> Aim: Set down all of the data that follows word for word, without the images.

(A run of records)
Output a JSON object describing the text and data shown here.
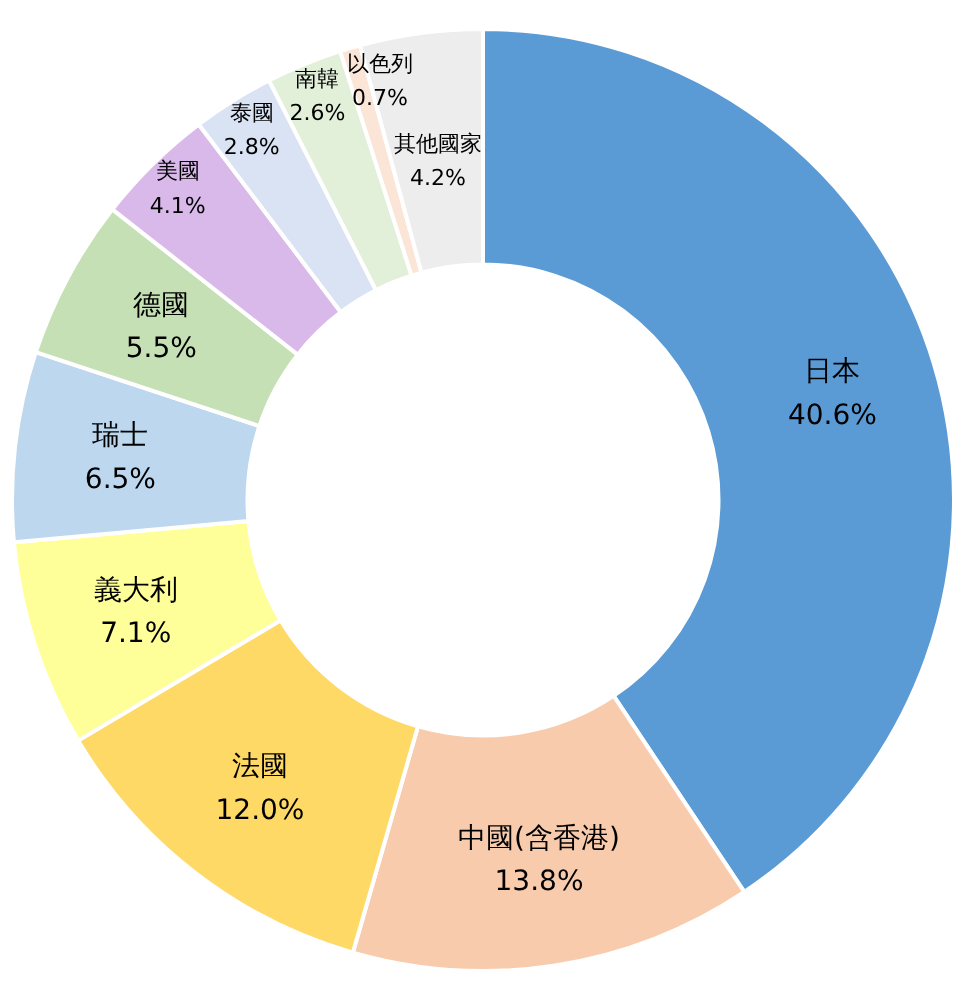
{
  "chart_data": {
    "type": "donut",
    "categories": [
      "日本",
      "中國(含香港)",
      "法國",
      "義大利",
      "瑞士",
      "德國",
      "美國",
      "泰國",
      "南韓",
      "以色列",
      "其他國家"
    ],
    "values": [
      40.6,
      13.8,
      12.0,
      7.1,
      6.5,
      5.5,
      4.1,
      2.8,
      2.6,
      0.7,
      4.2
    ],
    "value_labels": [
      "40.6%",
      "13.8%",
      "12.0%",
      "7.1%",
      "6.5%",
      "5.5%",
      "4.1%",
      "2.8%",
      "2.6%",
      "0.7%",
      "4.2%"
    ],
    "colors": [
      "#5b9bd5",
      "#f8cbad",
      "#ffd966",
      "#ffff99",
      "#bdd7ee",
      "#c5e0b4",
      "#d9b9e9",
      "#dae3f3",
      "#e2f0d9",
      "#fbe5d6",
      "#ededed"
    ],
    "legend": false
  }
}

> Written solution:
Output a JSON object describing the text and data shown here.
{
  "chart_data": {
    "type": "donut",
    "categories": [
      "日本",
      "中國(含香港)",
      "法國",
      "義大利",
      "瑞士",
      "德國",
      "美國",
      "泰國",
      "南韓",
      "以色列",
      "其他國家"
    ],
    "values": [
      40.6,
      13.8,
      12.0,
      7.1,
      6.5,
      5.5,
      4.1,
      2.8,
      2.6,
      0.7,
      4.2
    ],
    "value_labels": [
      "40.6%",
      "13.8%",
      "12.0%",
      "7.1%",
      "6.5%",
      "5.5%",
      "4.1%",
      "2.8%",
      "2.6%",
      "0.7%",
      "4.2%"
    ],
    "colors": [
      "#5b9bd5",
      "#f8cbad",
      "#ffd966",
      "#ffff99",
      "#bdd7ee",
      "#c5e0b4",
      "#d9b9e9",
      "#dae3f3",
      "#e2f0d9",
      "#fbe5d6",
      "#ededed"
    ],
    "legend": false
  }
}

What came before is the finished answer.